(Data records)
::::::::::
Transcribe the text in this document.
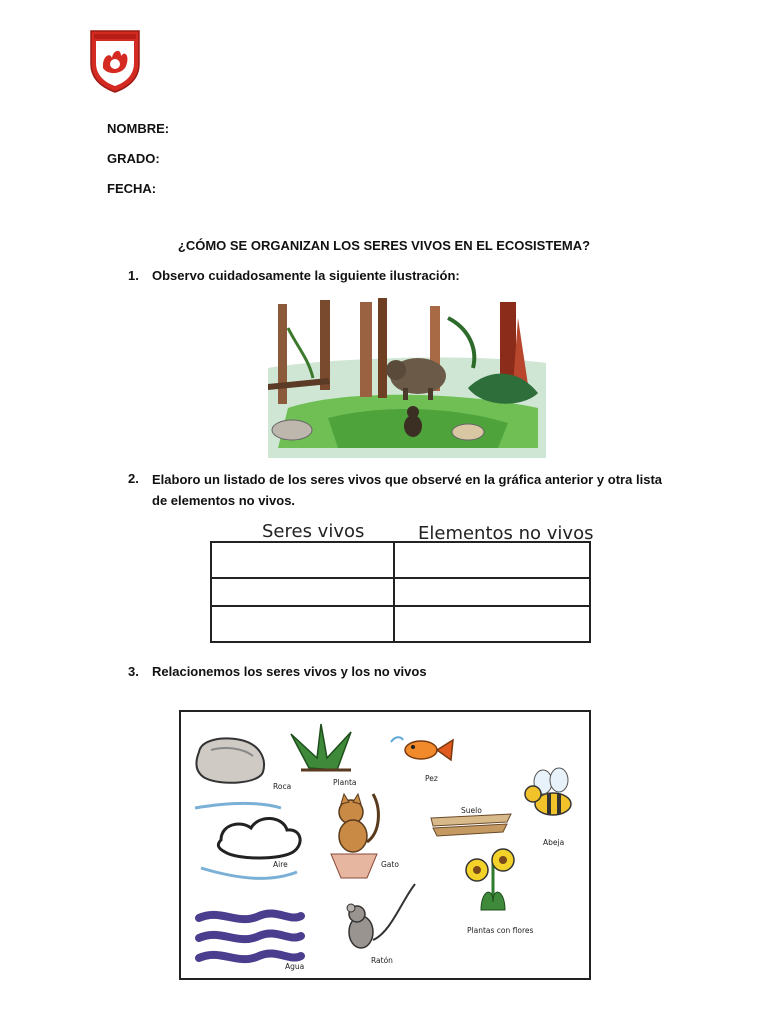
NOMBRE:
GRADO:
FECHA:
¿CÓMO SE ORGANIZAN LOS SERES VIVOS EN EL ECOSISTEMA?
1. Observo cuidadosamente la siguiente ilustración:
2. Elaboro un listado de los seres vivos que observé en la gráfica anterior y otra lista de elementos no vivos.
Seres vivos	Elementos no vivos
3. Relacionemos los seres vivos y los no vivos
Roca	Planta	Pez
Abeja
Suelo
Aire	Gato
Plantas con flores
Agua
Ratón
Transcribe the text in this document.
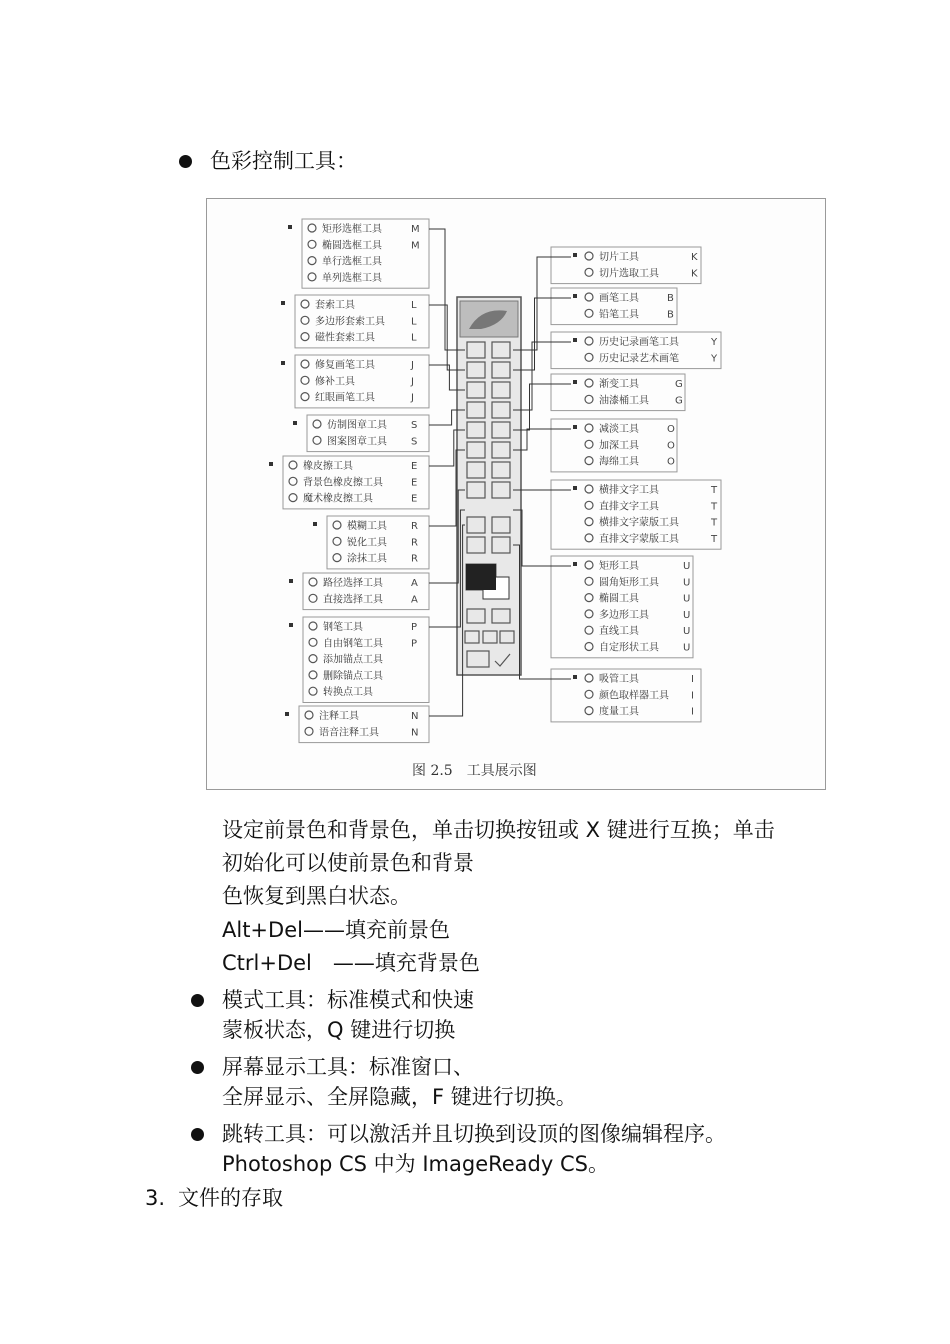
色彩控制工具：
矩形选框工具	M
椭圆选框工具	M
单行选框工具
单列选框工具
套索工具	L
多边形套索工具	L
磁性套索工具	L
修复画笔工具	J
修补工具	J
红眼画笔工具	J
仿制图章工具 S
图案图章工具 S
橡皮擦工具	E
背景色橡皮擦工具	E
魔术橡皮擦工具	E
模糊工具 R
锐化工具 R
涂抹工具 R
路径选择工具	A
直接选择工具	A
钢笔工具	P
自由钢笔工具	P
添加锚点工具
删除锚点工具
转换点工具
注释工具	N
语音注释工具	N
切片工具	K
切片选取工具	K
画笔工具	B
铅笔工具	B
历史记录画笔工具	Y
历史记录艺术画笔	Y
渐变工具	G
油漆桶工具	G
减淡工具	O
加深工具	O
海绵工具	O
横排文字工具	T
直排文字工具	T
横排文字蒙版工具	T
直排文字蒙版工具	T
矩形工具	U
圆角矩形工具 U
椭圆工具	U
多边形工具	U
直线工具	U
自定形状工具 U
吸管工具	I
颜色取样器工具 I
度量工具	I
图 2.5　工具展示图
设定前景色和背景色，单击切换按钮或 X 键进行互换；单击
初始化可以使前景色和背景
色恢复到黑白状态。
Alt+Del——填充前景色
Ctrl+Del　——填充背景色
模式工具：标准模式和快速
蒙板状态，Q 键进行切换
屏幕显示工具：标准窗口、
全屏显示、全屏隐藏，F 键进行切换。
跳转工具：可以激活并且切换到设顶的图像编辑程序。
Photoshop CS 中为 ImageReady CS。
3. 文件的存取
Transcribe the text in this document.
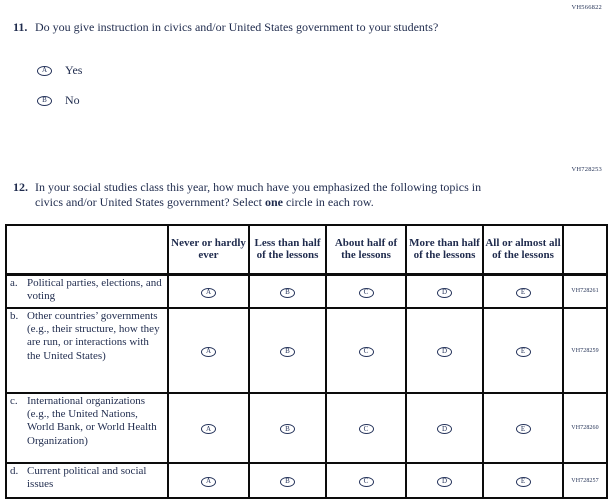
VH566822
11. Do you give instruction in civics and/or United States government to your students?
A	Yes
B	No
VH728253
12. In your social studies class this year, how much have you emphasized the following topics in civics and/or United States government? Select one circle in each row.
	Never or hardly ever	Less than half of the lessons	About half of the lessons	More than half of the lessons	All or almost all of the lessons	

a. Political parties, elections, and voting	A	B	C	D	E	VH728261

b. Other countries’ governments (e.g., their structure, how they are run, or interactions with the United States)	A	B	C	D	E	VH728259

c. International organizations (e.g., the United Nations, World Bank, or World Health Organization)	A	B	C	D	E	VH728260

d. Current political and social issues	A	B	C	D	E	VH728257
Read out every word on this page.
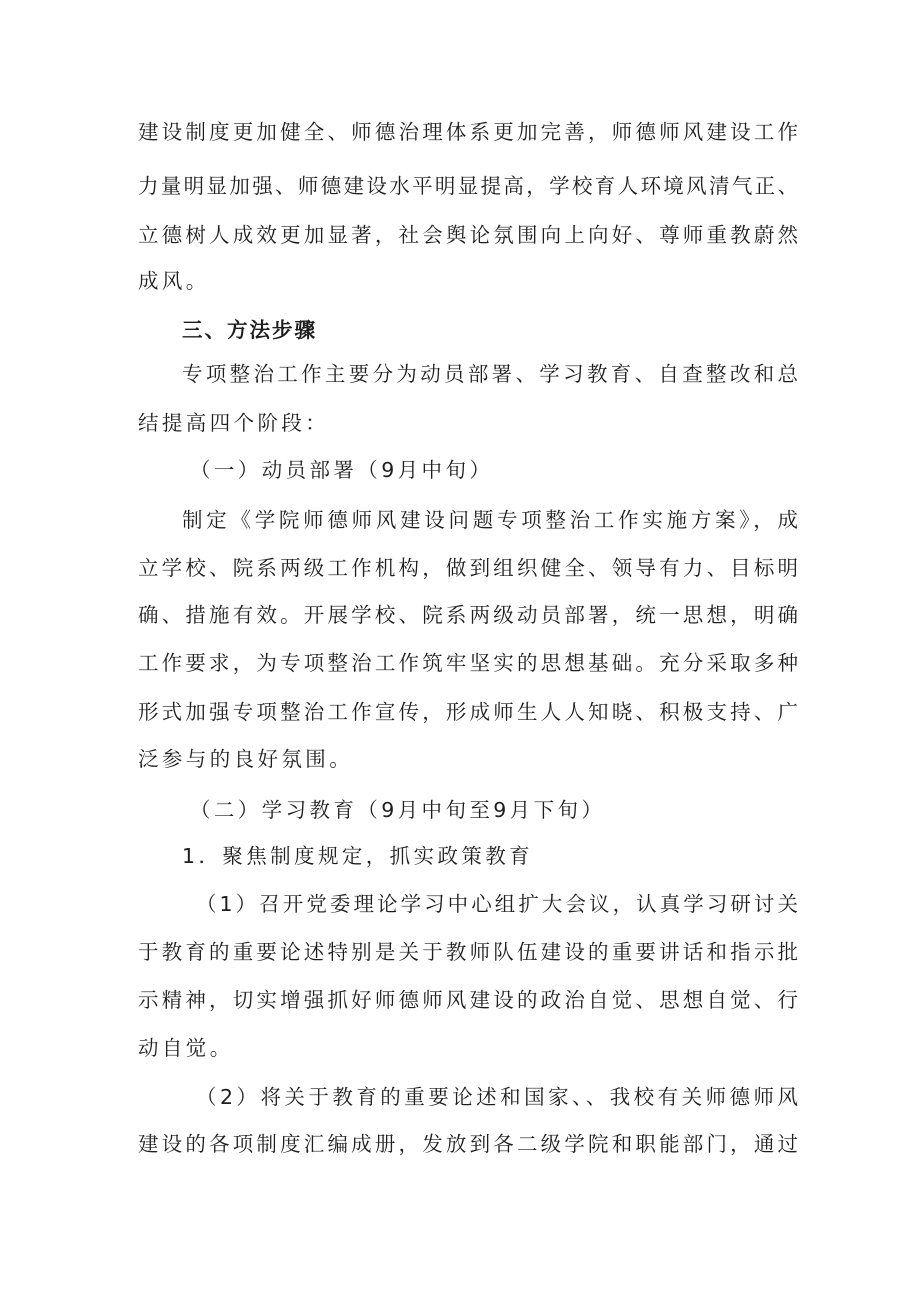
建设制度更加健全、师德治理体系更加完善，师德师风建设工作
力量明显加强、师德建设水平明显提高，学校育人环境风清气正、
立德树人成效更加显著，社会舆论氛围向上向好、尊师重教蔚然
成风。
三、方法步骤
专项整治工作主要分为动员部署、学习教育、自查整改和总
结提高四个阶段：
（一）动员部署（9月中旬）
制定《学院师德师风建设问题专项整治工作实施方案》，成
立学校、院系两级工作机构，做到组织健全、领导有力、目标明
确、措施有效。开展学校、院系两级动员部署，统一思想，明确
工作要求，为专项整治工作筑牢坚实的思想基础。充分采取多种
形式加强专项整治工作宣传，形成师生人人知晓、积极支持、广
泛参与的良好氛围。
（二）学习教育（9月中旬至9月下旬）
1．聚焦制度规定，抓实政策教育
（1）召开党委理论学习中心组扩大会议，认真学习研讨关
于教育的重要论述特别是关于教师队伍建设的重要讲话和指示批
示精神，切实增强抓好师德师风建设的政治自觉、思想自觉、行
动自觉。
（2）将关于教育的重要论述和国家、、我校有关师德师风
建设的各项制度汇编成册，发放到各二级学院和职能部门，通过
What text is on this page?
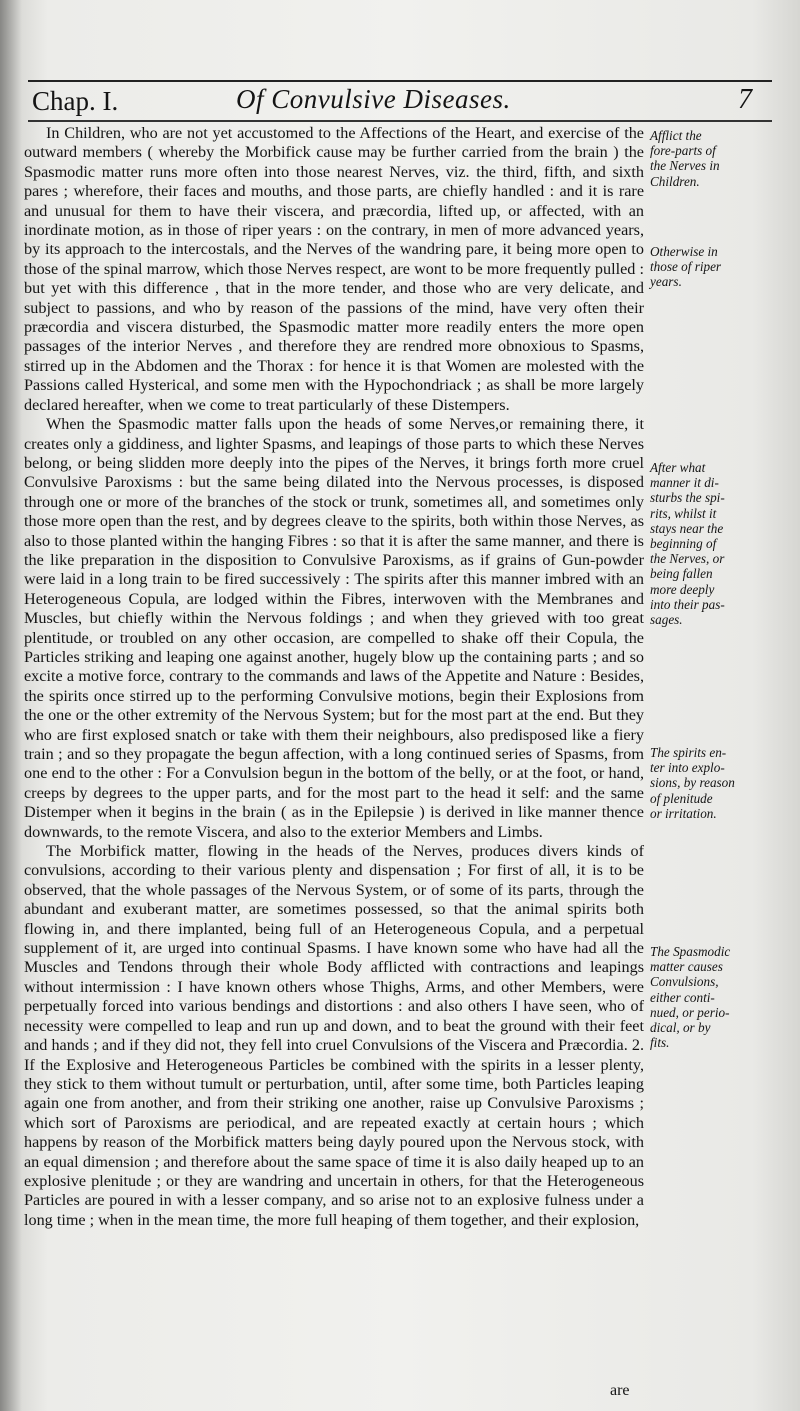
Chap. I.	Of Convulsive Diseases.	7

In Children, who are not yet accustomed to the Affections of the Heart, and exercise of the outward members ( whereby the Morbifick cause may be further carried from the brain ) the Spasmodic matter runs more often into those nearest Nerves, viz. the third, fifth, and sixth pares ; wherefore, their faces and mouths, and those parts, are chiefly handled : and it is rare and unusual for them to have their viscera, and præcordia, lifted up, or affected, with an inordinate motion, as in those of riper years : on the contrary, in men of more advanced years, by its approach to the intercostals, and the Nerves of the wandring pare, it being more open to those of the spinal marrow, which those Nerves respect, are wont to be more frequently pulled : but yet with this difference , that in the more tender, and those who are very delicate, and subject to passions, and who by reason of the passions of the mind, have very often their præcordia and viscera disturbed, the Spasmodic matter more readily enters the more open passages of the interior Nerves , and therefore they are rendred more obnoxious to Spasms, stirred up in the Abdomen and the Thorax : for hence it is that Women are molested with the Passions called Hysterical, and some men with the Hypochondriack ; as shall be more largely declared hereafter, when we come to treat particularly of these Distempers.

When the Spasmodic matter falls upon the heads of some Nerves,or remaining there, it creates only a giddiness, and lighter Spasms, and leapings of those parts to which these Nerves belong, or being slidden more deeply into the pipes of the Nerves, it brings forth more cruel Convulsive Paroxisms : but the same being dilated into the Nervous processes, is disposed through one or more of the branches of the stock or trunk, sometimes all, and sometimes only those more open than the rest, and by degrees cleave to the spirits, both within those Nerves, as also to those planted within the hanging Fibres : so that it is after the same manner, and there is the like preparation in the disposition to Convulsive Paroxisms, as if grains of Gun-powder were laid in a long train to be fired successively : The spirits after this manner imbred with an Heterogeneous Copula, are lodged within the Fibres, interwoven with the Membranes and Muscles, but chiefly within the Nervous foldings ; and when they grieved with too great plentitude, or troubled on any other occasion, are compelled to shake off their Copula, the Particles striking and leaping one against another, hugely blow up the containing parts ; and so excite a motive force, contrary to the commands and laws of the Appetite and Nature : Besides, the spirits once stirred up to the performing Convulsive motions, begin their Explosions from the one or the other extremity of the Nervous System; but for the most part at the end. But they who are first explosed snatch or take with them their neighbours, also predisposed like a fiery train ; and so they propagate the begun affection, with a long continued series of Spasms, from one end to the other : For a Convulsion begun in the bottom of the belly, or at the foot, or hand, creeps by degrees to the upper parts, and for the most part to the head it self: and the same Distemper when it begins in the brain ( as in the Epilepsie ) is derived in like manner thence downwards, to the remote Viscera, and also to the exterior Members and Limbs.

The Morbifick matter, flowing in the heads of the Nerves, produces divers kinds of convulsions, according to their various plenty and dispensation ; For first of all, it is to be observed, that the whole passages of the Nervous System, or of some of its parts, through the abundant and exuberant matter, are sometimes possessed, so that the animal spirits both flowing in, and there implanted, being full of an Heterogeneous Copula, and a perpetual supplement of it, are urged into continual Spasms. I have known some who have had all the Muscles and Tendons through their whole Body afflicted with contractions and leapings without intermission : I have known others whose Thighs, Arms, and other Members, were perpetually forced into various bendings and distortions : and also others I have seen, who of necessity were compelled to leap and run up and down, and to beat the ground with their feet and hands ; and if they did not, they fell into cruel Convulsions of the Viscera and Præcordia. 2. If the Explosive and Heterogeneous Particles be combined with the spirits in a lesser plenty, they stick to them without tumult or perturbation, until, after some time, both Particles leaping again one from another, and from their striking one another, raise up Convulsive Paroxisms ; which sort of Paroxisms are periodical, and are repeated exactly at certain hours ; which happens by reason of the Morbifick matters being dayly poured upon the Nervous stock, with an equal dimension ; and therefore about the same space of time it is also daily heaped up to an explosive plenitude ; or they are wandring and uncertain in others, for that the Heterogeneous Particles are poured in with a lesser company, and so arise not to an explosive fulness under a long time ; when in the mean time, the more full heaping of them together, and their explosion,

are
Afflict the
fore-parts of
the Nerves in
Children.
Otherwise in
those of riper
years.
After what
manner it di-
sturbs the spi-
rits, whilst it
stays near the
beginning of
the Nerves, or
being fallen
more deeply
into their pas-
sages.
The spirits en-
ter into explo-
sions, by reason
of plenitude
or irritation.
The Spasmodic
matter causes
Convulsions,
either conti-
nued, or perio-
dical, or by
fits.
::::::::::
WORK REQUIRED:
Note each line of the entries that has "United" in it, and copy those lines.

THE SOLUTION:
11. Do you give instruction in civics and/or United States government to your students?
12. In your social studies class this year, how much have you emphasized the following topics in civics and/or United States government? Select one circle in each row.
b. Other countries’ governments (e.g., their structure, how they are run, or interactions with the United States)	A	B	C	D	E	VH728259
c. International organizations (e.g., the United Nations, World Bank, or World Health Organization)	A	B	C	D	E	VH728260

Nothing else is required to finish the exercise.